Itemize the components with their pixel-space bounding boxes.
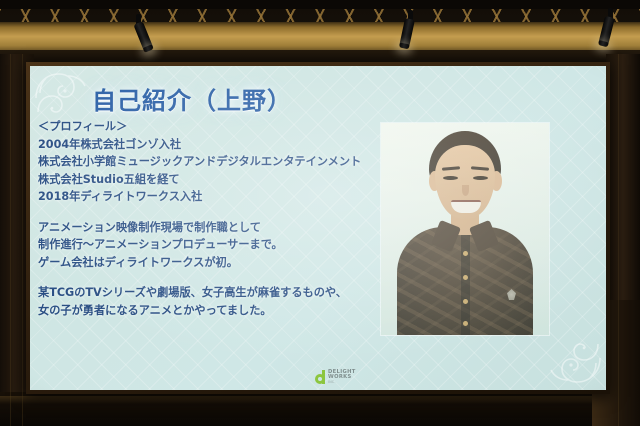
- body-line: 株式会社小学館ミュージックアンドデジタルエンタテインメント: [38, 153, 368, 171]
- ceiling-beam: [0, 0, 640, 9]
- delight-works-logo: DELIGHT WORKS INC.: [315, 368, 377, 386]
- body-line: 制作進行～アニメーションプロデューサーまで。: [38, 236, 368, 254]
- corner-ornament-icon: [528, 326, 604, 388]
- body-line: ＜プロフィール＞: [38, 118, 368, 136]
- presentation-slide: 自己紹介（上野） ＜プロフィール＞ 2004年株式会社ゴンゾ入社 株式会社小学館…: [30, 66, 606, 390]
- logo-line-3: INC.: [328, 381, 356, 384]
- body-line: 株式会社Studio五組を経て: [38, 171, 368, 189]
- body-line: 女の子が勇者になるアニメとかやってました。: [38, 302, 368, 320]
- delight-works-mark-icon: [315, 370, 325, 384]
- wall-highlight-strip: [0, 396, 640, 404]
- wall-seam-1: [10, 54, 11, 426]
- body-line: ゲーム会社はディライトワークスが初。: [38, 254, 368, 272]
- photo-color-cast: [381, 123, 549, 335]
- slide-body: ＜プロフィール＞ 2004年株式会社ゴンゾ入社 株式会社小学館ミュージックアンド…: [38, 118, 368, 319]
- logo-wordmark: DELIGHT WORKS INC.: [328, 370, 356, 384]
- logo-stem: [322, 370, 325, 384]
- wall-seam-2: [22, 54, 23, 426]
- body-spacer: [38, 206, 368, 219]
- body-line: 2004年株式会社ゴンゾ入社: [38, 136, 368, 154]
- room-scene: 自己紹介（上野） ＜プロフィール＞ 2004年株式会社ゴンゾ入社 株式会社小学館…: [0, 0, 640, 426]
- slide-title: 自己紹介（上野）: [92, 81, 292, 116]
- presenter-photo: [381, 123, 549, 335]
- body-line: 某TCGのTVシリーズや劇場版、女子高生が麻雀するものや、: [38, 284, 368, 302]
- body-line: 2018年ディライトワークス入社: [38, 188, 368, 206]
- projection-screen-frame: 自己紹介（上野） ＜プロフィール＞ 2004年株式会社ゴンゾ入社 株式会社小学館…: [26, 62, 610, 394]
- wall-seam-3: [618, 54, 619, 426]
- body-line: アニメーション映像制作現場で制作職として: [38, 219, 368, 237]
- body-spacer: [38, 271, 368, 284]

▶ [What you are asked to do] Starting with the line that contains "- body-line: 株式会社小学館ミュージックアンドデジタルエンタテインメント: [38, 153, 368, 171]" and going on through the line that contains "- presenter-photo: [381, 123, 549, 335]", format those rows as a JSON list of strings with one string per line. Leave out any blank lines.

▶ [Written solution]
[
  "- body-line: 株式会社小学館ミュージックアンドデジタルエンタテインメント: [38, 153, 368, 171]",
  "- ceiling-beam: [0, 0, 640, 9]",
  "- delight-works-logo: DELIGHT WORKS INC.: [315, 368, 377, 386]",
  "- body-line: 制作進行～アニメーションプロデューサーまで。: [38, 236, 368, 254]",
  "- corner-ornament-icon: [528, 326, 604, 388]",
  "- body-line: ＜プロフィール＞: [38, 118, 368, 136]",
  "- presentation-slide: 自己紹介（上野） ＜プロフィール＞ 2004年株式会社ゴンゾ入社 株式会社小学館…: [30, 66, 606, 390]",
  "- logo-line-3: INC.: [328, 381, 356, 384]",
  "- body-line: 株式会社Studio五組を経て: [38, 171, 368, 189]",
  "- body-line: 女の子が勇者になるアニメとかやってました。: [38, 302, 368, 320]",
  "- delight-works-mark-icon: [315, 370, 325, 384]",
  "- wall-highlight-strip: [0, 396, 640, 404]",
  "- wall-seam-1: [10, 54, 11, 426]",
  "- body-line: ゲーム会社はディライトワークスが初。: [38, 254, 368, 272]",
  "- photo-color-cast: [381, 123, 549, 335]",
  "- slide-body: ＜プロフィール＞ 2004年株式会社ゴンゾ入社 株式会社小学館ミュージックアンド…: [38, 118, 368, 319]",
  "- logo-wordmark: DELIGHT WORKS INC.: [328, 370, 356, 384]",
  "- logo-stem: [322, 370, 325, 384]",
  "- wall-seam-2: [22, 54, 23, 426]",
  "- body-spacer: [38, 206, 368, 219]",
  "- body-line: 2004年株式会社ゴンゾ入社: [38, 136, 368, 154]",
  "- room-scene: 自己紹介（上野） ＜プロフィール＞ 2004年株式会社ゴンゾ入社 株式会社小学館…: [0, 0, 640, 426]",
  "- slide-title: 自己紹介（上野）: [92, 81, 292, 116]",
  "- presenter-photo: [381, 123, 549, 335]"
]